▶ _Rows from a figure dataset_:
........
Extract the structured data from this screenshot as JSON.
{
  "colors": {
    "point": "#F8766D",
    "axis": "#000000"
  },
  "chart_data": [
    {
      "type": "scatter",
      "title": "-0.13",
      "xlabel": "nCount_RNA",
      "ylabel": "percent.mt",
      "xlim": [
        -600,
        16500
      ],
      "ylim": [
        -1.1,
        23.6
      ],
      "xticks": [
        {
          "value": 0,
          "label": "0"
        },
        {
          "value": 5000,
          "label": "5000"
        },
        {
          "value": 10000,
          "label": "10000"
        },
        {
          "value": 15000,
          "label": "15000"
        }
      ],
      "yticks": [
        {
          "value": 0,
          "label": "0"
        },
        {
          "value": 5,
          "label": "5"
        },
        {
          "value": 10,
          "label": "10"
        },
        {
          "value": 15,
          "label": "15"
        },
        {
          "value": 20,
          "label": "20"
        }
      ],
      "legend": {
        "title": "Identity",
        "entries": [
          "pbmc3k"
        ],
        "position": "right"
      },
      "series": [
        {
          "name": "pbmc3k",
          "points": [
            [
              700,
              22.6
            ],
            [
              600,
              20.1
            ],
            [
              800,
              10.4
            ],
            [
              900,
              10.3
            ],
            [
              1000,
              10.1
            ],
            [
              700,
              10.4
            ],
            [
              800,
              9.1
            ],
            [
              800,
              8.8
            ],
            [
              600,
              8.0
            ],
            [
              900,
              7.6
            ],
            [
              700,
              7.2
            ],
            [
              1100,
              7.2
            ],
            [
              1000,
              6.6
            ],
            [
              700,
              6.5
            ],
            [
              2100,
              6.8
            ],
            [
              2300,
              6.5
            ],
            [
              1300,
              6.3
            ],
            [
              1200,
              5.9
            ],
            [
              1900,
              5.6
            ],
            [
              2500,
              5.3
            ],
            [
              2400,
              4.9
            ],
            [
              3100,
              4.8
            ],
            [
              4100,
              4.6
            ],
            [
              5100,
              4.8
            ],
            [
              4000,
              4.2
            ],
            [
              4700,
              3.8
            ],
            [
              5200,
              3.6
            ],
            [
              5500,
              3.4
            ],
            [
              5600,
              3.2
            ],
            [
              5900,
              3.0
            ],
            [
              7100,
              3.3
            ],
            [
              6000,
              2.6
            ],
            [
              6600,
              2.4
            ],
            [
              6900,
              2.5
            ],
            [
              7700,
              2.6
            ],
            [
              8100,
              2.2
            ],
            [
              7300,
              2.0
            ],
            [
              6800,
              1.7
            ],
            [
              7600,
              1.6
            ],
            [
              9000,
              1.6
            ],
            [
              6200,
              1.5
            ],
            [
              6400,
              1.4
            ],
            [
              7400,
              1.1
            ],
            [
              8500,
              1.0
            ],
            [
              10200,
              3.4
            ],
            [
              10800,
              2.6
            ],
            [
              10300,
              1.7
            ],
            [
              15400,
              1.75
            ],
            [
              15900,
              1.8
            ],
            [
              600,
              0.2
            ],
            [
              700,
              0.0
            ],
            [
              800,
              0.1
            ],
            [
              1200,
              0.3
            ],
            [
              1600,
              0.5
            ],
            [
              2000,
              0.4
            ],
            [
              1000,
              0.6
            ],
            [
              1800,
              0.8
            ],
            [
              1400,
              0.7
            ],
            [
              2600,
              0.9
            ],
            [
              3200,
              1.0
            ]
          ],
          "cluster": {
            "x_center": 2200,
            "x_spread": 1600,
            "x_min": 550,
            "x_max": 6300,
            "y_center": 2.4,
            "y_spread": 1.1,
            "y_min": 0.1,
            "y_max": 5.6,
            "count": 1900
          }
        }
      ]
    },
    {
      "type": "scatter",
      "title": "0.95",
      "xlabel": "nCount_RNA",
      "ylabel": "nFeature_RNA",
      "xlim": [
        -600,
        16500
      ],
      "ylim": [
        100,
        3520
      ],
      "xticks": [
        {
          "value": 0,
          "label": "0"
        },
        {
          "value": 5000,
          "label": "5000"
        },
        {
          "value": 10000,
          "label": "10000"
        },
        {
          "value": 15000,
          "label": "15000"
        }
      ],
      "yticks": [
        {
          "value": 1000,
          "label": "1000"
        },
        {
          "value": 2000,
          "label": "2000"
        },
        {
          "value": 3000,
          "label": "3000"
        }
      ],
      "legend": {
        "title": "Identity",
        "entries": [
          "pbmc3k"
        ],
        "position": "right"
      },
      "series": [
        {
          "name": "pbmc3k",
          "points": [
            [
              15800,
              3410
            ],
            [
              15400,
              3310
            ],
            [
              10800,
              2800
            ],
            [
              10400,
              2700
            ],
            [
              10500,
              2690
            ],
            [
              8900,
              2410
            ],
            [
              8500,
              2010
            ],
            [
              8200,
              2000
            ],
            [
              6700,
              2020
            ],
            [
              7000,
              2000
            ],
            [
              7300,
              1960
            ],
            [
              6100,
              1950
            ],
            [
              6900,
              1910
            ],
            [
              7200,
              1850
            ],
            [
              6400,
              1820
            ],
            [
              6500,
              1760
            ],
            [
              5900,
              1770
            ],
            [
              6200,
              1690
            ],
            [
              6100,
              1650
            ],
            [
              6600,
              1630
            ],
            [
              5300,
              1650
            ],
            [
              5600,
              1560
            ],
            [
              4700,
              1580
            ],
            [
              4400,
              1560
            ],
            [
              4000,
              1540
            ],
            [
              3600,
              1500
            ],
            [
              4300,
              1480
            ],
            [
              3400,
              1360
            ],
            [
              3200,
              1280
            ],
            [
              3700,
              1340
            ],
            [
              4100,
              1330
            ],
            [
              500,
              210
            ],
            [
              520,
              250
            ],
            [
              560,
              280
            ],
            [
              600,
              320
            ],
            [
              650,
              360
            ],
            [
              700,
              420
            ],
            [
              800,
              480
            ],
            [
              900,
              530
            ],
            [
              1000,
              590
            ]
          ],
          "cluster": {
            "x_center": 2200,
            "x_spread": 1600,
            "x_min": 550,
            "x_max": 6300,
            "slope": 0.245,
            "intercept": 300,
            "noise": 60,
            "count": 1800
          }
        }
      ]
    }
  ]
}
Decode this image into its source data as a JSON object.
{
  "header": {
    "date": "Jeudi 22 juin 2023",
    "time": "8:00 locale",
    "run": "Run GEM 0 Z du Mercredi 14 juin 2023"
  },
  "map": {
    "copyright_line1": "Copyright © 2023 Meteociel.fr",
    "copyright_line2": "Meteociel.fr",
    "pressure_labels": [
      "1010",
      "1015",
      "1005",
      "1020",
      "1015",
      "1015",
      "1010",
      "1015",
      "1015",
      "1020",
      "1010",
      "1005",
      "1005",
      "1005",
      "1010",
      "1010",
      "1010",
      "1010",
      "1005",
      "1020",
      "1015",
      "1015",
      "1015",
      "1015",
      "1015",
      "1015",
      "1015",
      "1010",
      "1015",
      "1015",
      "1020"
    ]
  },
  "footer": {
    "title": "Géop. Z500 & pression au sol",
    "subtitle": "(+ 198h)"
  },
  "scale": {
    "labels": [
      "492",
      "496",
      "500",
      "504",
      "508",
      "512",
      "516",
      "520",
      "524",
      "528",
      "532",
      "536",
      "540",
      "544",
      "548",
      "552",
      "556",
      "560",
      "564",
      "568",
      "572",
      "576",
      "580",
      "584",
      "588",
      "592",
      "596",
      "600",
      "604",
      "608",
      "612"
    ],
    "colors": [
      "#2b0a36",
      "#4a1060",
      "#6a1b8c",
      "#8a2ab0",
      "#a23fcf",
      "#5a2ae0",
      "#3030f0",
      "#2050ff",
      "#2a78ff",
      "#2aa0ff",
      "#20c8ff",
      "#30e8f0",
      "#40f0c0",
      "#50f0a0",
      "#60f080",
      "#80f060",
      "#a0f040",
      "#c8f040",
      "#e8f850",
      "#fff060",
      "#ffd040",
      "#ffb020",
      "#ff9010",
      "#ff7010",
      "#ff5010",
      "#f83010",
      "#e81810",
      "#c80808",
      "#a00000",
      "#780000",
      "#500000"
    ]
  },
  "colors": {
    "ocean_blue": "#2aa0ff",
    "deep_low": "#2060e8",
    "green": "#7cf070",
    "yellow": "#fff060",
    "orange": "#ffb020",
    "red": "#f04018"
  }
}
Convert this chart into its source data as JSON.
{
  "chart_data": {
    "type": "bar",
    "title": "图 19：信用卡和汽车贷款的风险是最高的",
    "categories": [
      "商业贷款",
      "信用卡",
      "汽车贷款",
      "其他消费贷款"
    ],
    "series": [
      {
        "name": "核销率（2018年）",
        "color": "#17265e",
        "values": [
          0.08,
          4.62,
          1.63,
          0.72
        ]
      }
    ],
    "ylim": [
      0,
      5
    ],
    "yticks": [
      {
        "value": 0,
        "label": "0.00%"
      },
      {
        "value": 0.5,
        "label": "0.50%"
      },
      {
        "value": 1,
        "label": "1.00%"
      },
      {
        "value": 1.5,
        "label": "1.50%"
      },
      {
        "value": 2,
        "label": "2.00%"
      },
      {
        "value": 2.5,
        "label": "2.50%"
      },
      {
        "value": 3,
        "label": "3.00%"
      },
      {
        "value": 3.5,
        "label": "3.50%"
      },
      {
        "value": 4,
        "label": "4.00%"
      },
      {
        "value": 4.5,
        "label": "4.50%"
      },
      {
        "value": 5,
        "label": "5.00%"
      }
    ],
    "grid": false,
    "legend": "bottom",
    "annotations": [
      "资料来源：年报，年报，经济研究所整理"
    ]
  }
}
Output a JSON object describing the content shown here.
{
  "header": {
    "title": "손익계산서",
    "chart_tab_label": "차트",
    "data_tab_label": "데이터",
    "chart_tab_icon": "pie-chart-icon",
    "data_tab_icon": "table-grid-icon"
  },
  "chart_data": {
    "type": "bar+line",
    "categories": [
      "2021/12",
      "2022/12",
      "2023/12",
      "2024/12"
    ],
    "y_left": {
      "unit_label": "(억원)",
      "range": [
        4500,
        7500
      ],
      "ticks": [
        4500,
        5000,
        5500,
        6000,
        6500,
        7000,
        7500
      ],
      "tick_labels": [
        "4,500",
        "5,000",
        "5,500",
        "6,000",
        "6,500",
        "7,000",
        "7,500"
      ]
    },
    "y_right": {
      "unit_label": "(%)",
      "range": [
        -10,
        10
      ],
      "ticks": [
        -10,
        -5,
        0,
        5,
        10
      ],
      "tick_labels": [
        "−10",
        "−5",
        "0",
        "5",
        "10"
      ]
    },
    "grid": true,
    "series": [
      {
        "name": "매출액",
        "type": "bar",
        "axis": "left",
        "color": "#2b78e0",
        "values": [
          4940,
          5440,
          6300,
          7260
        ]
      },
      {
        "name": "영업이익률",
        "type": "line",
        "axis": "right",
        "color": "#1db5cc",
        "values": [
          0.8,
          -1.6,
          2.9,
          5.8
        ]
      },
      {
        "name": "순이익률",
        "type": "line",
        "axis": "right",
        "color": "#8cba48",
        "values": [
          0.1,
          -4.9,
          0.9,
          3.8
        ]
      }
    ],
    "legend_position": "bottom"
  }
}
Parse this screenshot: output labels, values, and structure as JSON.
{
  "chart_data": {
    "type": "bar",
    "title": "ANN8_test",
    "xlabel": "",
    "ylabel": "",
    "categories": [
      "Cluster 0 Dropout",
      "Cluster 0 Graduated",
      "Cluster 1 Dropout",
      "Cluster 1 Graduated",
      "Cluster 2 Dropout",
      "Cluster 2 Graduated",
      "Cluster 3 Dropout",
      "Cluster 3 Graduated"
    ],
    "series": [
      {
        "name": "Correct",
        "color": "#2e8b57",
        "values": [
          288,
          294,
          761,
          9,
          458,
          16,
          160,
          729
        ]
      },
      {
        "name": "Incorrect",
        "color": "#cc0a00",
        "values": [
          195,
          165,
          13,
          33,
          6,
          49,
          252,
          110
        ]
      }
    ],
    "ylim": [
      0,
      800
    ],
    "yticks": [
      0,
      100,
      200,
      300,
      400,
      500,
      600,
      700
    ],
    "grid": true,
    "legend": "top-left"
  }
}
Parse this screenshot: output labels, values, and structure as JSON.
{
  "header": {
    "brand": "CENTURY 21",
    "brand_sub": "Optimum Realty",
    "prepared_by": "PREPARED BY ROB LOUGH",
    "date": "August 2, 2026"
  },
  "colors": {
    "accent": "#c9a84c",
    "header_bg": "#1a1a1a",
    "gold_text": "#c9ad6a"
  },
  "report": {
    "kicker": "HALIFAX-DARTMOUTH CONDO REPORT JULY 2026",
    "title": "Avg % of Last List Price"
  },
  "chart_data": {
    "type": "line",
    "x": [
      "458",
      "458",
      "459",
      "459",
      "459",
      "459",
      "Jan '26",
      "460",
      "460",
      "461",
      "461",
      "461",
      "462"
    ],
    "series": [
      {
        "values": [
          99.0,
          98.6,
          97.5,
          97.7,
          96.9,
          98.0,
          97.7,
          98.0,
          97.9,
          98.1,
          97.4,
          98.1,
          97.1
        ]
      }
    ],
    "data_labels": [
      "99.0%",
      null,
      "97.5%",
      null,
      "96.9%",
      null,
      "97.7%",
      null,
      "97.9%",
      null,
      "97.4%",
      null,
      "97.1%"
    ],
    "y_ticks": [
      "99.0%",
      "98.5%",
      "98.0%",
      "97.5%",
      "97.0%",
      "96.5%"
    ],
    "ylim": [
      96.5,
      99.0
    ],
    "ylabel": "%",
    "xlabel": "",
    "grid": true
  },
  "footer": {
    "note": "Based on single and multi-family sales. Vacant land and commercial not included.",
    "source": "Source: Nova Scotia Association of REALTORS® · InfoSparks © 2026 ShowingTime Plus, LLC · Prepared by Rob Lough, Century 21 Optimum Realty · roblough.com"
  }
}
........
▶ _BRIEF_: Copy each line of the records above that carries the word "juin".

▶ _REPLY TO THE TASK_:
    "date": "Jeudi 22 juin 2023",
    "run": "Run GEM 0 Z du Mercredi 14 juin 2023"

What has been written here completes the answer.